## Start

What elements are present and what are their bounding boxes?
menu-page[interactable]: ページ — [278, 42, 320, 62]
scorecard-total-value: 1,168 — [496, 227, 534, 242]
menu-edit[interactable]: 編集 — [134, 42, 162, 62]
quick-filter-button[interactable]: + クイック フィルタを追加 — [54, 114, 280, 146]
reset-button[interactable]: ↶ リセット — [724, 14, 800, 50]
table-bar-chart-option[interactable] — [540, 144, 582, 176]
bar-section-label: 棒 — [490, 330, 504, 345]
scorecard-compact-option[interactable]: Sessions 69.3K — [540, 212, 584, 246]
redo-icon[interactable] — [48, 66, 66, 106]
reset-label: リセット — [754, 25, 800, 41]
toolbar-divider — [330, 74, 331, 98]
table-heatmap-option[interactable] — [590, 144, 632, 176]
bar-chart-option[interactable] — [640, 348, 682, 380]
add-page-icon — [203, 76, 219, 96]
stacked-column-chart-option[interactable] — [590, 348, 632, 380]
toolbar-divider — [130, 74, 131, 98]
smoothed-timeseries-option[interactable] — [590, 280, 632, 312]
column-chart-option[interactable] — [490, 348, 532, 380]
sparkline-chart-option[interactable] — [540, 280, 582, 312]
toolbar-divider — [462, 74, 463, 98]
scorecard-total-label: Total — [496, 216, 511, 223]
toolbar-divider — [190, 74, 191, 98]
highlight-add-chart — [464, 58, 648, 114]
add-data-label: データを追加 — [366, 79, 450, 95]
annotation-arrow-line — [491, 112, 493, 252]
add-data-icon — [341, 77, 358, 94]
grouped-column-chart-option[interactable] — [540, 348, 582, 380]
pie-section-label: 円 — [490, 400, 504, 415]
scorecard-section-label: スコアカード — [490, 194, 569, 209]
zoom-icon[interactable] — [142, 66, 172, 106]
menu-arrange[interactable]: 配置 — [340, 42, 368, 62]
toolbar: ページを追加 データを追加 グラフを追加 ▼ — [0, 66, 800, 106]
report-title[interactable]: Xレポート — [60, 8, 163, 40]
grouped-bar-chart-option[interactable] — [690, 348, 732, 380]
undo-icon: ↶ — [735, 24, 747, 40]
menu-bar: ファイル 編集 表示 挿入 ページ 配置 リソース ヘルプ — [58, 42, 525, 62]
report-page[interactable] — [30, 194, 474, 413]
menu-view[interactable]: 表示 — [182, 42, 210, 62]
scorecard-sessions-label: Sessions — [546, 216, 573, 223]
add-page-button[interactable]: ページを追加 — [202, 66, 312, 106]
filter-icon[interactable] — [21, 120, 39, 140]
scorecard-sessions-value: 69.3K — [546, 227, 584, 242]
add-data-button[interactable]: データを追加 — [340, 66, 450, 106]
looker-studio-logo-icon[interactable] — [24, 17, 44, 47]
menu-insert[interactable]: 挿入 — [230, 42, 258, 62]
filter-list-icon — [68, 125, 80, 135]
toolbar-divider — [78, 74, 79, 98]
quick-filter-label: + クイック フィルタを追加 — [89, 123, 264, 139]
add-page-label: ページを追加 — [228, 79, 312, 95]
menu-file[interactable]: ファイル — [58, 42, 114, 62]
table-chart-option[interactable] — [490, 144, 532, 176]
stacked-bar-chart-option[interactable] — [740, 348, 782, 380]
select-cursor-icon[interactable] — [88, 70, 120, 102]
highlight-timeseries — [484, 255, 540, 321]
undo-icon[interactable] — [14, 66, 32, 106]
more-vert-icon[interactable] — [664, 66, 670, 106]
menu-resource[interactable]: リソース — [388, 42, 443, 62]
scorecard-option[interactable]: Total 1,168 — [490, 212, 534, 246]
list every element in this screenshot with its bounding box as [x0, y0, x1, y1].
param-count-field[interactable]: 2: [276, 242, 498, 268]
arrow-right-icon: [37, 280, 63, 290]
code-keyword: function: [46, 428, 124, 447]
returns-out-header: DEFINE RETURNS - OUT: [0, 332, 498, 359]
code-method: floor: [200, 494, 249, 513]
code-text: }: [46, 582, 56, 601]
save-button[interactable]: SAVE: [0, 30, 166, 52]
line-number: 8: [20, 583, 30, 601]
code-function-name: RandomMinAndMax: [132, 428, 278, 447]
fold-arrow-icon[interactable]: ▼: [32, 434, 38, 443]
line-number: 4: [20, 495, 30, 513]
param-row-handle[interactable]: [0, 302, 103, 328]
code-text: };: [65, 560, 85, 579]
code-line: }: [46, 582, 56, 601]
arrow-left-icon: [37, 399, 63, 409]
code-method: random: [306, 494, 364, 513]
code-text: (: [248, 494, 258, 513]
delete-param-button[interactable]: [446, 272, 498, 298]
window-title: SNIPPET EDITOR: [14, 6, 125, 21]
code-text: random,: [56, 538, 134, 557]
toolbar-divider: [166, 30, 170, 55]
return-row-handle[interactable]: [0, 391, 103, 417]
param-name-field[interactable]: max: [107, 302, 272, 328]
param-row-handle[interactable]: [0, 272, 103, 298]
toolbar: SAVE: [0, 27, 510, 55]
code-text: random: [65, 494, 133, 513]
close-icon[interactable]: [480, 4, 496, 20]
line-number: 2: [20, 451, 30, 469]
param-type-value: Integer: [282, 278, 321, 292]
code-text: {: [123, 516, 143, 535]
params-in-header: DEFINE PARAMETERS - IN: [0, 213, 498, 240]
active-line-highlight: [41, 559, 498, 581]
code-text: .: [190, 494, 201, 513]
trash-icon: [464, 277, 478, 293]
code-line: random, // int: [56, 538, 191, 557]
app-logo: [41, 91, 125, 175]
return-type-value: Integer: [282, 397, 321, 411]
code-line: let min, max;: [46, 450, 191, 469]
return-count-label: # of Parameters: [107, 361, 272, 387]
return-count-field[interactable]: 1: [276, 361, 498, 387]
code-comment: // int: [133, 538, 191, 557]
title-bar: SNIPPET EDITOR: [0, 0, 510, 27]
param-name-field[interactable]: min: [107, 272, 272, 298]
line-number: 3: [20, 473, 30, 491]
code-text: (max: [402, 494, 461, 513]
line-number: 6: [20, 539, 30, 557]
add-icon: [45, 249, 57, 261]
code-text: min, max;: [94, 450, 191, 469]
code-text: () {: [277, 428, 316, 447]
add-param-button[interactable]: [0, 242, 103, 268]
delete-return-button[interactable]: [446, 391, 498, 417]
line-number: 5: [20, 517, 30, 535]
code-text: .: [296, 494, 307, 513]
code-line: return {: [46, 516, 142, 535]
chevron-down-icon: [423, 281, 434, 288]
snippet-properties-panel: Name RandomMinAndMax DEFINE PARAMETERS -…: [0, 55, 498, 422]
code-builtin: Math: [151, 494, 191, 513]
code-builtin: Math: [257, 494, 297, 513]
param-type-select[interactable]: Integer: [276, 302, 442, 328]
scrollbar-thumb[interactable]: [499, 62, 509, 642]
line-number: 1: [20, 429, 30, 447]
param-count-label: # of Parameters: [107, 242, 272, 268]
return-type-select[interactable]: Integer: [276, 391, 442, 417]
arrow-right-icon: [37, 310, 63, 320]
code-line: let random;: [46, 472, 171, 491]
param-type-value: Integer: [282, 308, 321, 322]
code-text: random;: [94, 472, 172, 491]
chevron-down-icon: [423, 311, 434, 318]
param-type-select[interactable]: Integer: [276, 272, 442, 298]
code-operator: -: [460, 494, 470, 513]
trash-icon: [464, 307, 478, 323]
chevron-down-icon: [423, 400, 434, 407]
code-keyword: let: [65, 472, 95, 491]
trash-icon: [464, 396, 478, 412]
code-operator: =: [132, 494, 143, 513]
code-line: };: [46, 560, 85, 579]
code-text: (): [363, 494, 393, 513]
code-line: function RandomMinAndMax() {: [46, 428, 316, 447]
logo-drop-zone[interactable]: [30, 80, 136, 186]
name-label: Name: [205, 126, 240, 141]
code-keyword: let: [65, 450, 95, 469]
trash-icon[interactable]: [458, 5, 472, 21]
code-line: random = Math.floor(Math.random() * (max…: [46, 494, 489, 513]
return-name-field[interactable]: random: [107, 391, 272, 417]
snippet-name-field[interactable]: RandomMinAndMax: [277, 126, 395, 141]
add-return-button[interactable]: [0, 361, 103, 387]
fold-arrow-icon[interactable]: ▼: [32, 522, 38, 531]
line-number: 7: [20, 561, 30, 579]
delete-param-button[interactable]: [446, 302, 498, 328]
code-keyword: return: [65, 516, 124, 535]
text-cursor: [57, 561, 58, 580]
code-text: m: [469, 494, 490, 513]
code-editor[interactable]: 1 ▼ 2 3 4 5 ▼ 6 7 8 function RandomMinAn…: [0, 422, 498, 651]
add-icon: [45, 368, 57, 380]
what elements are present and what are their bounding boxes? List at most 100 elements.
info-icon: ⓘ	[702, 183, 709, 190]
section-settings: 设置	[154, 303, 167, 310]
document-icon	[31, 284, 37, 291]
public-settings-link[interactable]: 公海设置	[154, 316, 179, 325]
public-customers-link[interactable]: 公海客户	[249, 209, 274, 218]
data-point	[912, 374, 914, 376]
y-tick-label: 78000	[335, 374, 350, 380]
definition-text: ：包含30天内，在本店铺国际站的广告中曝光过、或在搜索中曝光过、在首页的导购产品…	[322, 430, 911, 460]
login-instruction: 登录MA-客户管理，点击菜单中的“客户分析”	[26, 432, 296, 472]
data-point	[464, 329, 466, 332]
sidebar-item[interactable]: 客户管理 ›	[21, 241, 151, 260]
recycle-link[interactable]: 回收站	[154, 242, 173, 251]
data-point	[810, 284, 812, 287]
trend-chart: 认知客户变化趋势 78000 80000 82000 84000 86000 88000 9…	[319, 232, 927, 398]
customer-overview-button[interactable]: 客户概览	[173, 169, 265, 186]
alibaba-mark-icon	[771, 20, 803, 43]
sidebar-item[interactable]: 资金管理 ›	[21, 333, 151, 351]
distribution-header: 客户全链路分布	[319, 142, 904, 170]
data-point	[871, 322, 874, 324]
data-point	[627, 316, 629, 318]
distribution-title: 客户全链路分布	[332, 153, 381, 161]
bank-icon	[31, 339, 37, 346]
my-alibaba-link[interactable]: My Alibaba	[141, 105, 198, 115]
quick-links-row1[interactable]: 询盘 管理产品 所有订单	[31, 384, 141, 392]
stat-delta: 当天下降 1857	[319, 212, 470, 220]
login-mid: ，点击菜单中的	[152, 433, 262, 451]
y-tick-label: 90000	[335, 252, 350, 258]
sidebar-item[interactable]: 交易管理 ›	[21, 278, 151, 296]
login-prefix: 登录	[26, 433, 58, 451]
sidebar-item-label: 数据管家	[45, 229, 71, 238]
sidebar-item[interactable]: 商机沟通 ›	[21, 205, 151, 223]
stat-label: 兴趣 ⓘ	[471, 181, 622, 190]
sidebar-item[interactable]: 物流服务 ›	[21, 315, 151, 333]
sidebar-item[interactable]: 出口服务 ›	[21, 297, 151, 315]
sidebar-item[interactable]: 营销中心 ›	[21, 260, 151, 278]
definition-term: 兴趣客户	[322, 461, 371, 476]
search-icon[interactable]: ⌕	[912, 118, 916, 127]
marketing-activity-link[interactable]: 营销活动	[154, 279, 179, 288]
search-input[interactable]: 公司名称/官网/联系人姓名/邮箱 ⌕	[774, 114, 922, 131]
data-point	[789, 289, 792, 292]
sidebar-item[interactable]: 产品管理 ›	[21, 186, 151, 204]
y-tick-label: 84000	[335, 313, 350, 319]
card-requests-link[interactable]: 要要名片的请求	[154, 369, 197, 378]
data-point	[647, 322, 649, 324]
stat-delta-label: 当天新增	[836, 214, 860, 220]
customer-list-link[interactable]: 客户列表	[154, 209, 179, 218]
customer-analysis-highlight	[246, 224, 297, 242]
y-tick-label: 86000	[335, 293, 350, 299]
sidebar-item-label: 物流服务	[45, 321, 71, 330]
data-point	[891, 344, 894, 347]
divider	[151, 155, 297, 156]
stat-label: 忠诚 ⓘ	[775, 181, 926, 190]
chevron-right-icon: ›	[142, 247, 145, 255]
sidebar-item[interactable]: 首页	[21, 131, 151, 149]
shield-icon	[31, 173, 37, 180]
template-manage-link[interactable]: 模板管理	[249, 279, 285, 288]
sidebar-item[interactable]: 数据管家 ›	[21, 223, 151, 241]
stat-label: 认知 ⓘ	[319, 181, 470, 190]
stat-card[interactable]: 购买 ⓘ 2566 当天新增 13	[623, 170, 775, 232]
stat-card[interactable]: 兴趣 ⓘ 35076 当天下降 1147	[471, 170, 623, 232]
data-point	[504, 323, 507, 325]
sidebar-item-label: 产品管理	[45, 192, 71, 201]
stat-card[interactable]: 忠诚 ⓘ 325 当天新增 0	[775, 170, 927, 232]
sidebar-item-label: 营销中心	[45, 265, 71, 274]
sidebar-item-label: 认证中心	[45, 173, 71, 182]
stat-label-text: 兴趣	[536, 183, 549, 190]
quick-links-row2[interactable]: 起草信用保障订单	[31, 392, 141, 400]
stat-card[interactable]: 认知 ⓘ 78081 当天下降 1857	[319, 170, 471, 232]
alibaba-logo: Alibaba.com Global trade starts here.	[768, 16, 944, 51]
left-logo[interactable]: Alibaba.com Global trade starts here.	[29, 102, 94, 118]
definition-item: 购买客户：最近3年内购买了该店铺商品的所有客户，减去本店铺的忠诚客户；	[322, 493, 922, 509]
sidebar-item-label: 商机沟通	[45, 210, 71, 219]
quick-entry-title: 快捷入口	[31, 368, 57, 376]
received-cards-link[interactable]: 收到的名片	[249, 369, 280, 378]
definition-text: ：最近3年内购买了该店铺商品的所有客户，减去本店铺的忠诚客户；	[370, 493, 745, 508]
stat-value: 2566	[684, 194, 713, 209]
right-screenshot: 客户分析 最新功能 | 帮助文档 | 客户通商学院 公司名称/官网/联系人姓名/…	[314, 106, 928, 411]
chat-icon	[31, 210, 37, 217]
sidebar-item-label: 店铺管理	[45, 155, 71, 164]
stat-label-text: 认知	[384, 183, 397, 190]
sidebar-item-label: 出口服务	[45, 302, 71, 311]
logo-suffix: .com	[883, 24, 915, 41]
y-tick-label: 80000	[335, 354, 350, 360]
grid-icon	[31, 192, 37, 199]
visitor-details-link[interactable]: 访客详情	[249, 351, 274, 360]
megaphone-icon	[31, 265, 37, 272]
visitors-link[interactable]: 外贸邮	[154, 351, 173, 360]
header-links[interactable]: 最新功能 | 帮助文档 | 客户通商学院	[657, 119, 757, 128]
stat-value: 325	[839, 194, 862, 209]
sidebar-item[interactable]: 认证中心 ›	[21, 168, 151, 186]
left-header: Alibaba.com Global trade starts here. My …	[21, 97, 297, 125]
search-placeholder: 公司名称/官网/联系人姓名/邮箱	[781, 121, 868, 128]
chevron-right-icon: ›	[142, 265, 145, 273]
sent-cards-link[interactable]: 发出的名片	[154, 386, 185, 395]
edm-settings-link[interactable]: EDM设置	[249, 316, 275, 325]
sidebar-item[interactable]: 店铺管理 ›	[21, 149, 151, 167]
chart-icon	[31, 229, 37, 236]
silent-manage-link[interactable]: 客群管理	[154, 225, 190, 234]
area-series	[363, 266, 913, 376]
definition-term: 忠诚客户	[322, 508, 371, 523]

## End

§ **TASK PROMPT**: Reproduce the lines of the data unchanged, from the very first line through the line containing "add-data-label: データを追加 — [366, 79, 450, 95]", with both ends included.

§ **PROBLEM SOLUTION**:
What elements are present and what are their bounding boxes?
menu-page[interactable]: ページ — [278, 42, 320, 62]
scorecard-total-value: 1,168 — [496, 227, 534, 242]
menu-edit[interactable]: 編集 — [134, 42, 162, 62]
quick-filter-button[interactable]: + クイック フィルタを追加 — [54, 114, 280, 146]
reset-button[interactable]: ↶ リセット — [724, 14, 800, 50]
table-bar-chart-option[interactable] — [540, 144, 582, 176]
bar-section-label: 棒 — [490, 330, 504, 345]
scorecard-compact-option[interactable]: Sessions 69.3K — [540, 212, 584, 246]
redo-icon[interactable] — [48, 66, 66, 106]
reset-label: リセット — [754, 25, 800, 41]
toolbar-divider — [330, 74, 331, 98]
table-heatmap-option[interactable] — [590, 144, 632, 176]
bar-chart-option[interactable] — [640, 348, 682, 380]
add-page-icon — [203, 76, 219, 96]
stacked-column-chart-option[interactable] — [590, 348, 632, 380]
toolbar-divider — [130, 74, 131, 98]
smoothed-timeseries-option[interactable] — [590, 280, 632, 312]
column-chart-option[interactable] — [490, 348, 532, 380]
sparkline-chart-option[interactable] — [540, 280, 582, 312]
toolbar-divider — [462, 74, 463, 98]
scorecard-total-label: Total — [496, 216, 511, 223]
toolbar-divider — [190, 74, 191, 98]
highlight-add-chart — [464, 58, 648, 114]
add-data-label: データを追加 — [366, 79, 450, 95]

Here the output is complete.